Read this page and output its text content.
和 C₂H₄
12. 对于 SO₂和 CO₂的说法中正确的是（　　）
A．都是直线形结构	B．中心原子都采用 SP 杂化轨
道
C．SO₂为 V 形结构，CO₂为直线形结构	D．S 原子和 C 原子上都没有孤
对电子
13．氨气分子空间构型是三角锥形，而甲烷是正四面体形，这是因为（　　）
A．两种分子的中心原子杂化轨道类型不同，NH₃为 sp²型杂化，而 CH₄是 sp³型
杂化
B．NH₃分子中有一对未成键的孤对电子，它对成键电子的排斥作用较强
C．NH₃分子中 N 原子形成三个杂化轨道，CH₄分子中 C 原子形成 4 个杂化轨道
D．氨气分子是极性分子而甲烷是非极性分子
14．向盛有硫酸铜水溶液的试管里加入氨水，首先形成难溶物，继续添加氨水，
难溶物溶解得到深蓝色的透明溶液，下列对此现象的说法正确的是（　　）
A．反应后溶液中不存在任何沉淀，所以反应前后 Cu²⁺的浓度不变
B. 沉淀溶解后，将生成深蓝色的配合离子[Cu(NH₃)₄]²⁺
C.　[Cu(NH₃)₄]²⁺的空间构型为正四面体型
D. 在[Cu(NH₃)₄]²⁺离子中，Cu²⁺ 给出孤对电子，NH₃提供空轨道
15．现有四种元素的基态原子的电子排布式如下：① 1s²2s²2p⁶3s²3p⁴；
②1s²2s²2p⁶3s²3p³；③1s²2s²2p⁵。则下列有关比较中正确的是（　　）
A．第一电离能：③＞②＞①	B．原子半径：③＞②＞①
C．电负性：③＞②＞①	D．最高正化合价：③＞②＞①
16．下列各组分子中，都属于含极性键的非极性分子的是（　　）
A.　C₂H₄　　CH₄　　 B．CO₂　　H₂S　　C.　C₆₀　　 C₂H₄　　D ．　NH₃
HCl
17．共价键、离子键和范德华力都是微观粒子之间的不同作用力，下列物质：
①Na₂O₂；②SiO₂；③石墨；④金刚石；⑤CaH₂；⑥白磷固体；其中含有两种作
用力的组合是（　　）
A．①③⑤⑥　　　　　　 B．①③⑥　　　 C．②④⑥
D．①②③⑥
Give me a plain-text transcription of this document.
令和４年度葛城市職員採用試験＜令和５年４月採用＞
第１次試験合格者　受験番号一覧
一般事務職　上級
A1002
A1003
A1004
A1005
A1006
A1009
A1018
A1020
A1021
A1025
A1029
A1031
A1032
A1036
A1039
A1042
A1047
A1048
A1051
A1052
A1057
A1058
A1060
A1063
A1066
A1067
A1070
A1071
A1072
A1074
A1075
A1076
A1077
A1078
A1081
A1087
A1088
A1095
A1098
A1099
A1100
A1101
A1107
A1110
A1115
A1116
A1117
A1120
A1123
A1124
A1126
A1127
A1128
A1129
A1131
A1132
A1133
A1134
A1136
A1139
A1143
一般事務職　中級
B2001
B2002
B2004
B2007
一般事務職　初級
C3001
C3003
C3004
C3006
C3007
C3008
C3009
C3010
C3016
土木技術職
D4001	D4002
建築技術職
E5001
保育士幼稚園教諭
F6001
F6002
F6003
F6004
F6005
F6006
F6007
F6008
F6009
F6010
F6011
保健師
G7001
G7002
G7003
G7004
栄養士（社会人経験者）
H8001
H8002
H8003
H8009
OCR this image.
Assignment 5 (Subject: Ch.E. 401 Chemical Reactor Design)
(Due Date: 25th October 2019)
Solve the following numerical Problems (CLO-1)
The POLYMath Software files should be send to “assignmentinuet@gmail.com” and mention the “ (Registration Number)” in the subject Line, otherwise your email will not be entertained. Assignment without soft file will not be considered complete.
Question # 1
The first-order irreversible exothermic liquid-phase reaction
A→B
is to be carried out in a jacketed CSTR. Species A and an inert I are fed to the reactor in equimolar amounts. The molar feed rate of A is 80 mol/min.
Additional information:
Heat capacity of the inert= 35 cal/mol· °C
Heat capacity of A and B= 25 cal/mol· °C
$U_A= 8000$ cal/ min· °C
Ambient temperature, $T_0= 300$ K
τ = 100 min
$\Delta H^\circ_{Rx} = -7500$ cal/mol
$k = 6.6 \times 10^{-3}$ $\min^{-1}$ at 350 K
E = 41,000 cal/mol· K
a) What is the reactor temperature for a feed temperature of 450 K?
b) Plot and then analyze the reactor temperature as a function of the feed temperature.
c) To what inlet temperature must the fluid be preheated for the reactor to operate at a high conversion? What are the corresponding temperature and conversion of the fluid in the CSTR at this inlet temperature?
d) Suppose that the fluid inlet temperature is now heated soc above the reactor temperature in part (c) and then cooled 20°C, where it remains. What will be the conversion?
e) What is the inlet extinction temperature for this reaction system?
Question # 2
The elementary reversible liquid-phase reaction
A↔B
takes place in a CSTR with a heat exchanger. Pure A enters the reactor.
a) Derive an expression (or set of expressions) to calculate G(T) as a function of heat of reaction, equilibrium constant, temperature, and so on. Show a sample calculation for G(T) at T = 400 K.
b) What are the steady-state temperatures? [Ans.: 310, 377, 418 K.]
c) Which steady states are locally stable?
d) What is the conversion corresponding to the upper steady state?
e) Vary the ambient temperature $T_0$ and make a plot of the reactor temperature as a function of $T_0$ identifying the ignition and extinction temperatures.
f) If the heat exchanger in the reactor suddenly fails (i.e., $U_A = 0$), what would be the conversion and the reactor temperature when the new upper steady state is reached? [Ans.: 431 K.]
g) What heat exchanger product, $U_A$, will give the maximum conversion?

* * * *

§ **What the task asks**
Repeat the entries exactly, all of them.

§ **Result for this task**
Read this page and output its text content.
和 C₂H₄
12. 对于 SO₂和 CO₂的说法中正确的是（　　）
A．都是直线形结构	B．中心原子都采用 SP 杂化轨
道
C．SO₂为 V 形结构，CO₂为直线形结构	D．S 原子和 C 原子上都没有孤
对电子
13．氨气分子空间构型是三角锥形，而甲烷是正四面体形，这是因为（　　）
A．两种分子的中心原子杂化轨道类型不同，NH₃为 sp²型杂化，而 CH₄是 sp³型
杂化
B．NH₃分子中有一对未成键的孤对电子，它对成键电子的排斥作用较强
C．NH₃分子中 N 原子形成三个杂化轨道，CH₄分子中 C 原子形成 4 个杂化轨道
D．氨气分子是极性分子而甲烷是非极性分子
14．向盛有硫酸铜水溶液的试管里加入氨水，首先形成难溶物，继续添加氨水，
难溶物溶解得到深蓝色的透明溶液，下列对此现象的说法正确的是（　　）
A．反应后溶液中不存在任何沉淀，所以反应前后 Cu²⁺的浓度不变
B. 沉淀溶解后，将生成深蓝色的配合离子[Cu(NH₃)₄]²⁺
C.　[Cu(NH₃)₄]²⁺的空间构型为正四面体型
D. 在[Cu(NH₃)₄]²⁺离子中，Cu²⁺ 给出孤对电子，NH₃提供空轨道
15．现有四种元素的基态原子的电子排布式如下：① 1s²2s²2p⁶3s²3p⁴；
②1s²2s²2p⁶3s²3p³；③1s²2s²2p⁵。则下列有关比较中正确的是（　　）
A．第一电离能：③＞②＞①	B．原子半径：③＞②＞①
C．电负性：③＞②＞①	D．最高正化合价：③＞②＞①
16．下列各组分子中，都属于含极性键的非极性分子的是（　　）
A.　C₂H₄　　CH₄　　 B．CO₂　　H₂S　　C.　C₆₀　　 C₂H₄　　D ．　NH₃
HCl
17．共价键、离子键和范德华力都是微观粒子之间的不同作用力，下列物质：
①Na₂O₂；②SiO₂；③石墨；④金刚石；⑤CaH₂；⑥白磷固体；其中含有两种作
用力的组合是（　　）
A．①③⑤⑥　　　　　　 B．①③⑥　　　 C．②④⑥
D．①②③⑥
Give me a plain-text transcription of this document.
令和４年度葛城市職員採用試験＜令和５年４月採用＞
第１次試験合格者　受験番号一覧
一般事務職　上級
A1002
A1003
A1004
A1005
A1006
A1009
A1018
A1020
A1021
A1025
A1029
A1031
A1032
A1036
A1039
A1042
A1047
A1048
A1051
A1052
A1057
A1058
A1060
A1063
A1066
A1067
A1070
A1071
A1072
A1074
A1075
A1076
A1077
A1078
A1081
A1087
A1088
A1095
A1098
A1099
A1100
A1101
A1107
A1110
A1115
A1116
A1117
A1120
A1123
A1124
A1126
A1127
A1128
A1129
A1131
A1132
A1133
A1134
A1136
A1139
A1143
一般事務職　中級
B2001
B2002
B2004
B2007
一般事務職　初級
C3001
C3003
C3004
C3006
C3007
C3008
C3009
C3010
C3016
土木技術職
D4001	D4002
建築技術職
E5001
保育士幼稚園教諭
F6001
F6002
F6003
F6004
F6005
F6006
F6007
F6008
F6009
F6010
F6011
保健師
G7001
G7002
G7003
G7004
栄養士（社会人経験者）
H8001
H8002
H8003
H8009
OCR this image.
Assignment 5 (Subject: Ch.E. 401 Chemical Reactor Design)
(Due Date: 25th October 2019)
Solve the following numerical Problems (CLO-1)
The POLYMath Software files should be send to “assignmentinuet@gmail.com” and mention the “ (Registration Number)” in the subject Line, otherwise your email will not be entertained. Assignment without soft file will not be considered complete.
Question # 1
The first-order irreversible exothermic liquid-phase reaction
A→B
is to be carried out in a jacketed CSTR. Species A and an inert I are fed to the reactor in equimolar amounts. The molar feed rate of A is 80 mol/min.
Additional information:
Heat capacity of the inert= 35 cal/mol· °C
Heat capacity of A and B= 25 cal/mol· °C
$U_A= 8000$ cal/ min· °C
Ambient temperature, $T_0= 300$ K
τ = 100 min
$\Delta H^\circ_{Rx} = -7500$ cal/mol
$k = 6.6 \times 10^{-3}$ $\min^{-1}$ at 350 K
E = 41,000 cal/mol· K
a) What is the reactor temperature for a feed temperature of 450 K?
b) Plot and then analyze the reactor temperature as a function of the feed temperature.
c) To what inlet temperature must the fluid be preheated for the reactor to operate at a high conversion? What are the corresponding temperature and conversion of the fluid in the CSTR at this inlet temperature?
d) Suppose that the fluid inlet temperature is now heated soc above the reactor temperature in part (c) and then cooled 20°C, where it remains. What will be the conversion?
e) What is the inlet extinction temperature for this reaction system?
Question # 2
The elementary reversible liquid-phase reaction
A↔B
takes place in a CSTR with a heat exchanger. Pure A enters the reactor.
a) Derive an expression (or set of expressions) to calculate G(T) as a function of heat of reaction, equilibrium constant, temperature, and so on. Show a sample calculation for G(T) at T = 400 K.
b) What are the steady-state temperatures? [Ans.: 310, 377, 418 K.]
c) Which steady states are locally stable?
d) What is the conversion corresponding to the upper steady state?
e) Vary the ambient temperature $T_0$ and make a plot of the reactor temperature as a function of $T_0$ identifying the ignition and extinction temperatures.
f) If the heat exchanger in the reactor suddenly fails (i.e., $U_A = 0$), what would be the conversion and the reactor temperature when the new upper steady state is reached? [Ans.: 431 K.]
g) What heat exchanger product, $U_A$, will give the maximum conversion?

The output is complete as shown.